#### WHAT IS REQUIRED
Take each line containing "document" and report it exactly as written.

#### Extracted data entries

** start **

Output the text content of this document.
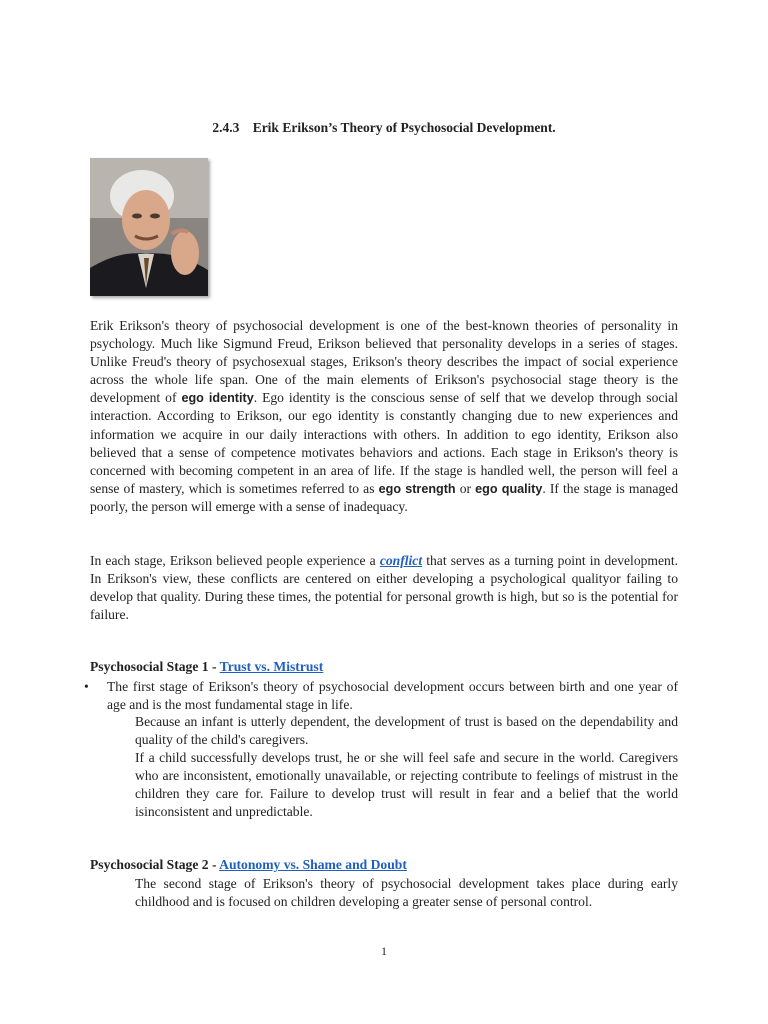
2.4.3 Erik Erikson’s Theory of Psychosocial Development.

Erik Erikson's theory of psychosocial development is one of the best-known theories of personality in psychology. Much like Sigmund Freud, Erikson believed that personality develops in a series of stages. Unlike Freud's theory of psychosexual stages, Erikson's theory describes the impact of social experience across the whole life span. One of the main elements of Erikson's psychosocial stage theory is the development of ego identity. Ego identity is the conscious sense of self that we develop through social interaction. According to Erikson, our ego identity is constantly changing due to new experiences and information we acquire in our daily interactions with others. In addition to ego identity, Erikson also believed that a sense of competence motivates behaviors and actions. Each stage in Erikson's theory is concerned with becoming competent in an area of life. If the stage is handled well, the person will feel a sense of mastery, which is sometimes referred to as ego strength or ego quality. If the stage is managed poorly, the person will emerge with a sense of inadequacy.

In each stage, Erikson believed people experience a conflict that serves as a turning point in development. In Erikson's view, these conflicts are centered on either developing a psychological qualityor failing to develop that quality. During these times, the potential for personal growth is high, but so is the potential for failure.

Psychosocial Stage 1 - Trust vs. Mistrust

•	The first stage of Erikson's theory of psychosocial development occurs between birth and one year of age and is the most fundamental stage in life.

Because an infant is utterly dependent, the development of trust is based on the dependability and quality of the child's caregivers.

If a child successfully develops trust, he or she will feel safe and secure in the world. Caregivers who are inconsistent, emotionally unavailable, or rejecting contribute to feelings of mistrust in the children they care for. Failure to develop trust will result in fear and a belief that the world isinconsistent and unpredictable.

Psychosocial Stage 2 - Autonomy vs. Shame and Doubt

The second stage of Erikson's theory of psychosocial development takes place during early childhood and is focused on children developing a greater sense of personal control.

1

** end **
** start **

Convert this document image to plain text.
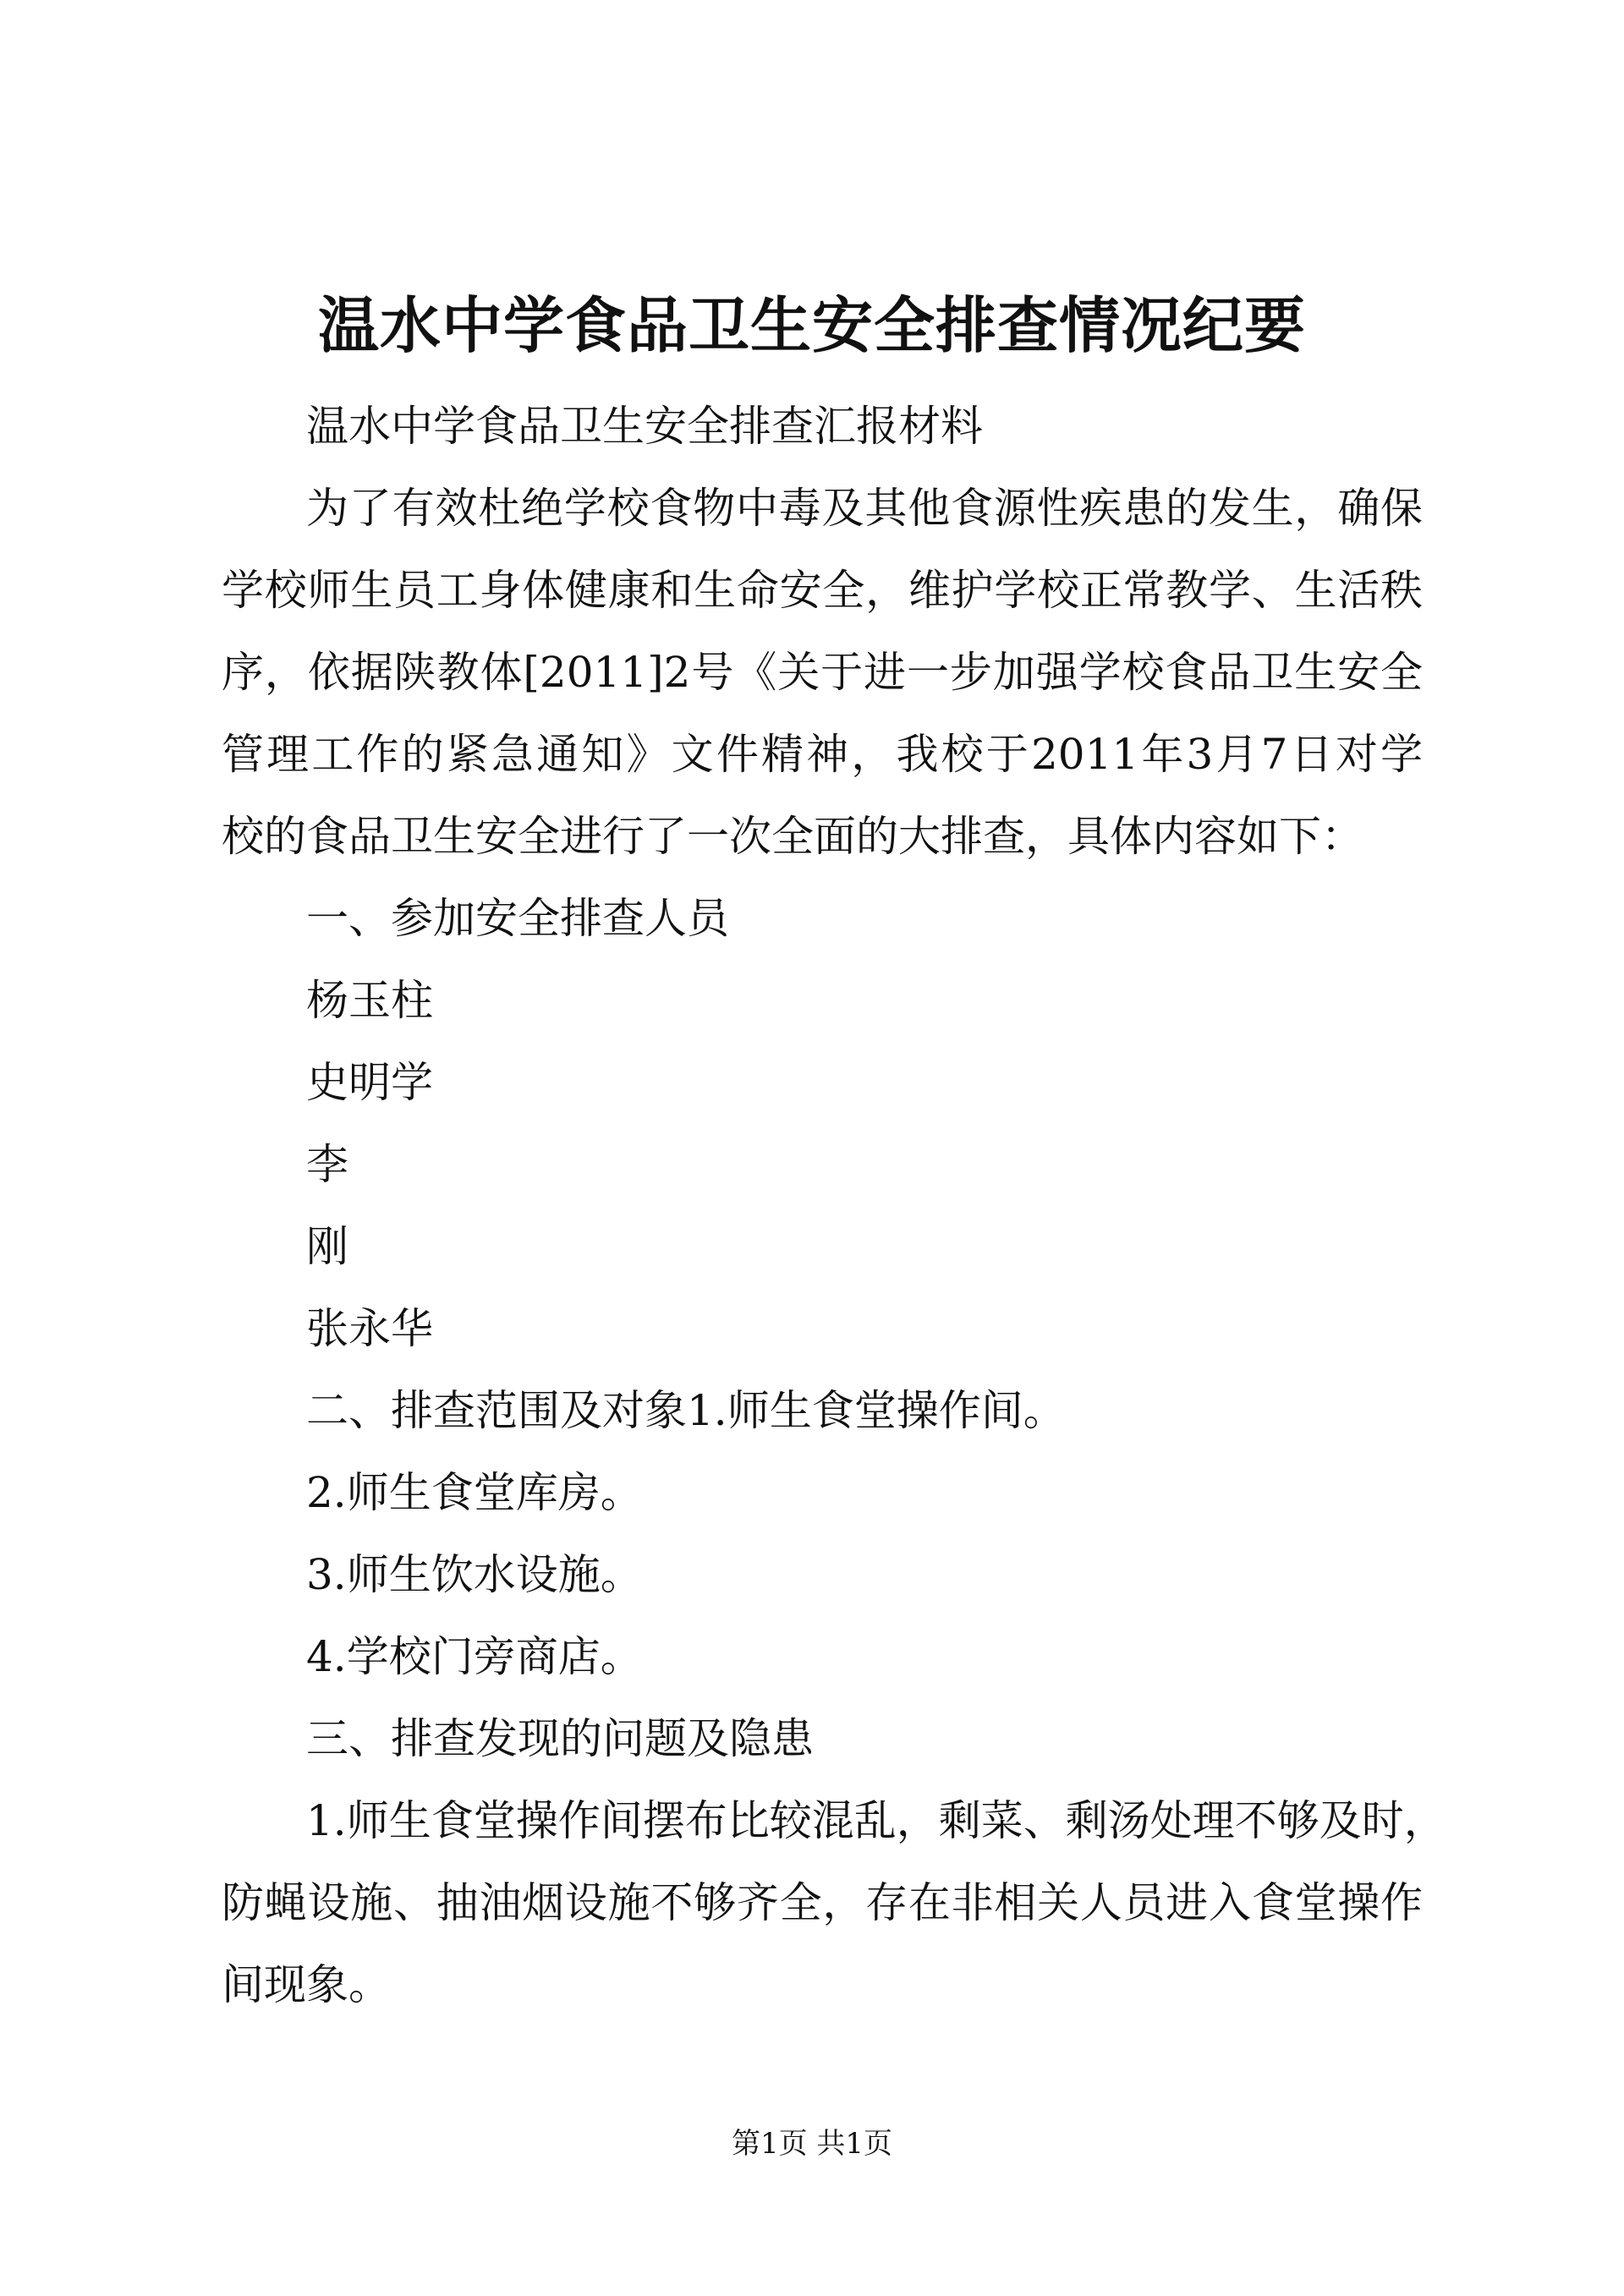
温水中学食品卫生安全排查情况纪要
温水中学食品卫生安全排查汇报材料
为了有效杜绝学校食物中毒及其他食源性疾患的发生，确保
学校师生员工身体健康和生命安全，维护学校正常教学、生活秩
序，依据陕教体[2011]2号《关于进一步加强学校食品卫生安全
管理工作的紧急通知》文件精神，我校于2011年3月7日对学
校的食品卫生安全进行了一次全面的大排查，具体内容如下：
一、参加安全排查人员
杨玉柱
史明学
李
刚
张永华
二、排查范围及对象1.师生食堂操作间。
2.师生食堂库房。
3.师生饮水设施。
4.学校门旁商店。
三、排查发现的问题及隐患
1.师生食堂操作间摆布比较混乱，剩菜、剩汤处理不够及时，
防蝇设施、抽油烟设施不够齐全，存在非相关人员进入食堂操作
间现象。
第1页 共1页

** end **

#### SOLUTION TO THIS PROBLEM
Output the text content of this document.
Convert this document image to plain text.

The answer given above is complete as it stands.